- WHAT THIS TASK INVOLVES
Make an exact copy of the entries below.

- DATASET
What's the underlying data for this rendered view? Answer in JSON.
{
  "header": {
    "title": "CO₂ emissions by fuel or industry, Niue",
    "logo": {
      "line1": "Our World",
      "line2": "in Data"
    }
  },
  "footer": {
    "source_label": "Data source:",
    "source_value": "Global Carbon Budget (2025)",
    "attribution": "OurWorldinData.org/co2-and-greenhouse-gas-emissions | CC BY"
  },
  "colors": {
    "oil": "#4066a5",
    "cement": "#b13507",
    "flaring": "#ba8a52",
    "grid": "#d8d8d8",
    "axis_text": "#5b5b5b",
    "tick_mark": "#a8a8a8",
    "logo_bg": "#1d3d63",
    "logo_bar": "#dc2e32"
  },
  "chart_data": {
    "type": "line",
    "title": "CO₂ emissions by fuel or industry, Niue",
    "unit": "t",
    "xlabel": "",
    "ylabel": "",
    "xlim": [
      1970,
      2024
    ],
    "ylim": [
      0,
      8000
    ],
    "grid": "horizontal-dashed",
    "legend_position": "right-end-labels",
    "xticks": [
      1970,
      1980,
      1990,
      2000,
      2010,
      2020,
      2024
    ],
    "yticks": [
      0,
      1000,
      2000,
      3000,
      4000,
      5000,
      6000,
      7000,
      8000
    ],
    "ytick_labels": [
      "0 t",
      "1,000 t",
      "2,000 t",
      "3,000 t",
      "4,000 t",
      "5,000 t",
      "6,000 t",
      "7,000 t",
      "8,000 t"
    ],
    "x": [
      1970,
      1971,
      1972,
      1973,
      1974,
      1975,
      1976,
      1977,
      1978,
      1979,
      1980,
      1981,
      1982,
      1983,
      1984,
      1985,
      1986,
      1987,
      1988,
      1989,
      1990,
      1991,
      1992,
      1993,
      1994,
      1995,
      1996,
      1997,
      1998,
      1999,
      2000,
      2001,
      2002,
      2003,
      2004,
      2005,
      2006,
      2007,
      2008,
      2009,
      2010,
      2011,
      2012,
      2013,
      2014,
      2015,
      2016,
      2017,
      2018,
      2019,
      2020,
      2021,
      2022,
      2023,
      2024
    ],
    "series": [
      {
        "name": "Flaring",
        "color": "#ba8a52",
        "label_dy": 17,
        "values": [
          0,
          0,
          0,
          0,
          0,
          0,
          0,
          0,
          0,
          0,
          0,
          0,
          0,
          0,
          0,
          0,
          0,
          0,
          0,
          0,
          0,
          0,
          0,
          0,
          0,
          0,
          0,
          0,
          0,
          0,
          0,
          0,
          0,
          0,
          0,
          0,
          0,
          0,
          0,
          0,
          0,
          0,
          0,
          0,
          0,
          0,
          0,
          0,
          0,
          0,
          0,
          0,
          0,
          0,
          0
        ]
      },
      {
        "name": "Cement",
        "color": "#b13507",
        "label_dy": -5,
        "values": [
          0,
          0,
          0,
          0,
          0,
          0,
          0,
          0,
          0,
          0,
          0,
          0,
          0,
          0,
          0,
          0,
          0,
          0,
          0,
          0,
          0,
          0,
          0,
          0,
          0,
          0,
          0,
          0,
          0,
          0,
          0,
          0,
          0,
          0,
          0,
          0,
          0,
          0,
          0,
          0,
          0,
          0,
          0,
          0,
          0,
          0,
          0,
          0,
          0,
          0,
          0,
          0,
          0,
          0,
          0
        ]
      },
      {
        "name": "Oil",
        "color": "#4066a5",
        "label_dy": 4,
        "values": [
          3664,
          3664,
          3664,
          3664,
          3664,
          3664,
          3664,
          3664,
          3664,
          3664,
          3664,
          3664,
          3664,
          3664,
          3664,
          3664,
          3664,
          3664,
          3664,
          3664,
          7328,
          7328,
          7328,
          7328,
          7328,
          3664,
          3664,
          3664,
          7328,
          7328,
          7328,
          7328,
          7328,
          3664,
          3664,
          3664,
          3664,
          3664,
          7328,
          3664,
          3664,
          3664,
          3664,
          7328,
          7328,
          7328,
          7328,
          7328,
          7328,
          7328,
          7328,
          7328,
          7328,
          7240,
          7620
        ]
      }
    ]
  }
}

- WRITTEN RESPONSE
What's the underlying data for this rendered view? Answer in JSON.
{
  "header": {
    "title": "CO₂ emissions by fuel or industry, Niue",
    "logo": {
      "line1": "Our World",
      "line2": "in Data"
    }
  },
  "footer": {
    "source_label": "Data source:",
    "source_value": "Global Carbon Budget (2025)",
    "attribution": "OurWorldinData.org/co2-and-greenhouse-gas-emissions | CC BY"
  },
  "colors": {
    "oil": "#4066a5",
    "cement": "#b13507",
    "flaring": "#ba8a52",
    "grid": "#d8d8d8",
    "axis_text": "#5b5b5b",
    "tick_mark": "#a8a8a8",
    "logo_bg": "#1d3d63",
    "logo_bar": "#dc2e32"
  },
  "chart_data": {
    "type": "line",
    "title": "CO₂ emissions by fuel or industry, Niue",
    "unit": "t",
    "xlabel": "",
    "ylabel": "",
    "xlim": [
      1970,
      2024
    ],
    "ylim": [
      0,
      8000
    ],
    "grid": "horizontal-dashed",
    "legend_position": "right-end-labels",
    "xticks": [
      1970,
      1980,
      1990,
      2000,
      2010,
      2020,
      2024
    ],
    "yticks": [
      0,
      1000,
      2000,
      3000,
      4000,
      5000,
      6000,
      7000,
      8000
    ],
    "ytick_labels": [
      "0 t",
      "1,000 t",
      "2,000 t",
      "3,000 t",
      "4,000 t",
      "5,000 t",
      "6,000 t",
      "7,000 t",
      "8,000 t"
    ],
    "x": [
      1970,
      1971,
      1972,
      1973,
      1974,
      1975,
      1976,
      1977,
      1978,
      1979,
      1980,
      1981,
      1982,
      1983,
      1984,
      1985,
      1986,
      1987,
      1988,
      1989,
      1990,
      1991,
      1992,
      1993,
      1994,
      1995,
      1996,
      1997,
      1998,
      1999,
      2000,
      2001,
      2002,
      2003,
      2004,
      2005,
      2006,
      2007,
      2008,
      2009,
      2010,
      2011,
      2012,
      2013,
      2014,
      2015,
      2016,
      2017,
      2018,
      2019,
      2020,
      2021,
      2022,
      2023,
      2024
    ],
    "series": [
      {
        "name": "Flaring",
        "color": "#ba8a52",
        "label_dy": 17,
        "values": [
          0,
          0,
          0,
          0,
          0,
          0,
          0,
          0,
          0,
          0,
          0,
          0,
          0,
          0,
          0,
          0,
          0,
          0,
          0,
          0,
          0,
          0,
          0,
          0,
          0,
          0,
          0,
          0,
          0,
          0,
          0,
          0,
          0,
          0,
          0,
          0,
          0,
          0,
          0,
          0,
          0,
          0,
          0,
          0,
          0,
          0,
          0,
          0,
          0,
          0,
          0,
          0,
          0,
          0,
          0
        ]
      },
      {
        "name": "Cement",
        "color": "#b13507",
        "label_dy": -5,
        "values": [
          0,
          0,
          0,
          0,
          0,
          0,
          0,
          0,
          0,
          0,
          0,
          0,
          0,
          0,
          0,
          0,
          0,
          0,
          0,
          0,
          0,
          0,
          0,
          0,
          0,
          0,
          0,
          0,
          0,
          0,
          0,
          0,
          0,
          0,
          0,
          0,
          0,
          0,
          0,
          0,
          0,
          0,
          0,
          0,
          0,
          0,
          0,
          0,
          0,
          0,
          0,
          0,
          0,
          0,
          0
        ]
      },
      {
        "name": "Oil",
        "color": "#4066a5",
        "label_dy": 4,
        "values": [
          3664,
          3664,
          3664,
          3664,
          3664,
          3664,
          3664,
          3664,
          3664,
          3664,
          3664,
          3664,
          3664,
          3664,
          3664,
          3664,
          3664,
          3664,
          3664,
          3664,
          7328,
          7328,
          7328,
          7328,
          7328,
          3664,
          3664,
          3664,
          7328,
          7328,
          7328,
          7328,
          7328,
          3664,
          3664,
          3664,
          3664,
          3664,
          7328,
          3664,
          3664,
          3664,
          3664,
          7328,
          7328,
          7328,
          7328,
          7328,
          7328,
          7328,
          7328,
          7328,
          7328,
          7240,
          7620
        ]
      }
    ]
  }
}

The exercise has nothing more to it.